Records contained in a dataset

-- Begin --

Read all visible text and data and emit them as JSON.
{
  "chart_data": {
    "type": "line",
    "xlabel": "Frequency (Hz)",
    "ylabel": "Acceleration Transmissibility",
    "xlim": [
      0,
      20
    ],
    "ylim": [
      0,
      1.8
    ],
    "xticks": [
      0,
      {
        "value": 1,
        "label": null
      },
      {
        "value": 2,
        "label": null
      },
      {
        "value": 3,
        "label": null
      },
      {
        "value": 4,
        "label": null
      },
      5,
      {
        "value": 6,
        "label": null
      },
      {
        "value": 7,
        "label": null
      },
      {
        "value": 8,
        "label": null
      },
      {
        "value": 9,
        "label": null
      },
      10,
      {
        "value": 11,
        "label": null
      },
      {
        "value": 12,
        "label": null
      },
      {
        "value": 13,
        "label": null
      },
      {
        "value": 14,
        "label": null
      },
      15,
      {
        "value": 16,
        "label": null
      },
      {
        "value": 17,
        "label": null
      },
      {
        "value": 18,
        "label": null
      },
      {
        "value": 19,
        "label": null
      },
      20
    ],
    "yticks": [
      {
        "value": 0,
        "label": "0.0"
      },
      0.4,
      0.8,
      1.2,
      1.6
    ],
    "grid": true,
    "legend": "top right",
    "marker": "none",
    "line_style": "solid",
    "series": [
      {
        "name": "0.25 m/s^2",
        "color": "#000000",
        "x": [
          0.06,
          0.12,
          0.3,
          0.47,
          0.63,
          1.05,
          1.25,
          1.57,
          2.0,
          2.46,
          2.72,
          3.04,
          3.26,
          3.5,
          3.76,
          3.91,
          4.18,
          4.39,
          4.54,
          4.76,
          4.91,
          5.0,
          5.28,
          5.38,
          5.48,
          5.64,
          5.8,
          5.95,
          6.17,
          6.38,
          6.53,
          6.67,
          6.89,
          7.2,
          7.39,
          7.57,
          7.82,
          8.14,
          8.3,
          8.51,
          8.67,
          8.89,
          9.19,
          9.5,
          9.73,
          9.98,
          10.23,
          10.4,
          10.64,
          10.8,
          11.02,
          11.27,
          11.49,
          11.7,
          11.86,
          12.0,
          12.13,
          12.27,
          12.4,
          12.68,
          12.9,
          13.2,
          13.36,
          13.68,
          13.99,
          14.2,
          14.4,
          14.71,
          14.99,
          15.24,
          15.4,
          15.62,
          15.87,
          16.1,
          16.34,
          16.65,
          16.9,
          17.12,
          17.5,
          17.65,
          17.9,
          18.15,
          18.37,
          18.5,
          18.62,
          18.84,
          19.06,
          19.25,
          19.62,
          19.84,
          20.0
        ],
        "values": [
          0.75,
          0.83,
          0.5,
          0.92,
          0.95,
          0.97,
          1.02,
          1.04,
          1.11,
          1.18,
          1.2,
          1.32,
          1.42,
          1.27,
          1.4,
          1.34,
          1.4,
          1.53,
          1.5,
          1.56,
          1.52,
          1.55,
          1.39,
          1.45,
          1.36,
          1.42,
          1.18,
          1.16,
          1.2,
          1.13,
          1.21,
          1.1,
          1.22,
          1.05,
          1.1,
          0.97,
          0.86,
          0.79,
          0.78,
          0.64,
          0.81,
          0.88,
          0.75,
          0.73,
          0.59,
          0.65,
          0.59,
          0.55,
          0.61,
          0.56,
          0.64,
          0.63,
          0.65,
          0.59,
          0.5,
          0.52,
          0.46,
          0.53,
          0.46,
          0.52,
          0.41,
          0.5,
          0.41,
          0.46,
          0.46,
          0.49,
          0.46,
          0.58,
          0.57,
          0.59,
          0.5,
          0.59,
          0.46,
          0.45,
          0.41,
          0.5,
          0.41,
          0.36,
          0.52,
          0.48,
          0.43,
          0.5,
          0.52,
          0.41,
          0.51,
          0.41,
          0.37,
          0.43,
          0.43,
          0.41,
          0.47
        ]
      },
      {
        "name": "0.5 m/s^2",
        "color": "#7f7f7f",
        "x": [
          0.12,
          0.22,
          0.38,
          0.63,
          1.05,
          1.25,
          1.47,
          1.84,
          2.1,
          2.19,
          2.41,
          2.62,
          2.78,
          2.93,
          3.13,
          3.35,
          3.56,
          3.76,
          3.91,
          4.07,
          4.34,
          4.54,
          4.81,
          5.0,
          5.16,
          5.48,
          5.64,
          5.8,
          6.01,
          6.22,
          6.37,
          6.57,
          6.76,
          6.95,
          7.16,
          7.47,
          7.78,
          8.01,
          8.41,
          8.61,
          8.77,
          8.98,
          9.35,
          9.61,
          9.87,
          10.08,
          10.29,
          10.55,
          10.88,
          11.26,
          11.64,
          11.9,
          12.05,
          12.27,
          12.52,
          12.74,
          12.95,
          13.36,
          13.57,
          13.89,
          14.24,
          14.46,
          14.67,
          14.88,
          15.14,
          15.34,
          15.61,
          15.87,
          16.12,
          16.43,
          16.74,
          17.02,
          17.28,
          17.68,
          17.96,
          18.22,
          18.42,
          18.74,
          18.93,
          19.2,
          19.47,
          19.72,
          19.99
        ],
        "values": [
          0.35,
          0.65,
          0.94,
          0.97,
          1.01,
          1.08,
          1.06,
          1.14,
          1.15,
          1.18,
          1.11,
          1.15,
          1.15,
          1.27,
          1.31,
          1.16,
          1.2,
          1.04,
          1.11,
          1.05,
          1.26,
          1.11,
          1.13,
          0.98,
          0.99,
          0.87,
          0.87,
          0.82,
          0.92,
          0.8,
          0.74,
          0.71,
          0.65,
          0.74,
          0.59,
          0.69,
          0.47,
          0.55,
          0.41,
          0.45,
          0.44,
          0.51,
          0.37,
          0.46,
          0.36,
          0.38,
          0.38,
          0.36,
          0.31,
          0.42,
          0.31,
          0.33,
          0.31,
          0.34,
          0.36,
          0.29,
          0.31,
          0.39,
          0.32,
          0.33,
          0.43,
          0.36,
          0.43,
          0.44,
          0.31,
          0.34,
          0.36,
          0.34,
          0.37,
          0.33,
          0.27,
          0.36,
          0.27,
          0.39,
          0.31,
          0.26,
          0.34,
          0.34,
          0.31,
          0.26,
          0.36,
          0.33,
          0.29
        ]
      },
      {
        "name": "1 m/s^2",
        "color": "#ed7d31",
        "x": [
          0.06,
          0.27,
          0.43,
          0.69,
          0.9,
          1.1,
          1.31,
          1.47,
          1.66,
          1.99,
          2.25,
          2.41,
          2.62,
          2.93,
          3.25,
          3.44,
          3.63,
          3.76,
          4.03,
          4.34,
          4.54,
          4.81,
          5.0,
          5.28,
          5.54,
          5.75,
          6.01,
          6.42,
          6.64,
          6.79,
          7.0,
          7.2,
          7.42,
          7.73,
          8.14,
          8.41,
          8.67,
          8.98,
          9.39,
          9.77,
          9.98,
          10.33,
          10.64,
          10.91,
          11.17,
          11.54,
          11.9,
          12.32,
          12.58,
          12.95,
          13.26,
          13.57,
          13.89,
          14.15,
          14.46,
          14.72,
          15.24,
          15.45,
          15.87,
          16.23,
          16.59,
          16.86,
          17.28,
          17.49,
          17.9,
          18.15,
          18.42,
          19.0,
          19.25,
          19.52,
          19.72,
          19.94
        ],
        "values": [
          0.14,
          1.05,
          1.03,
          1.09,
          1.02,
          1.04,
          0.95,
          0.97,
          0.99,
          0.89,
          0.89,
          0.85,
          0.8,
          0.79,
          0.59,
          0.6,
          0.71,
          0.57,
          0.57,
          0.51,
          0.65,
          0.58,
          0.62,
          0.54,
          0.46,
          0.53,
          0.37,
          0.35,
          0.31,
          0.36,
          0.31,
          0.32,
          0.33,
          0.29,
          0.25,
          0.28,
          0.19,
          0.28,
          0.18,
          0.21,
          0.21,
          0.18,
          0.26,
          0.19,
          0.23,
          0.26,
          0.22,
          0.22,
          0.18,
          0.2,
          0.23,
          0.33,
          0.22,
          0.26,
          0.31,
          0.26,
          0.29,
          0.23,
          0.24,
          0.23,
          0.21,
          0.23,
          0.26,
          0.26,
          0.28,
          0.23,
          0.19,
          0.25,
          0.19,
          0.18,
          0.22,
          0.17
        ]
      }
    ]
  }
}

-- End --

Problem to work on: Count every line in the data that contains the word "color", then give that count and nothing else.

Output for this task: 3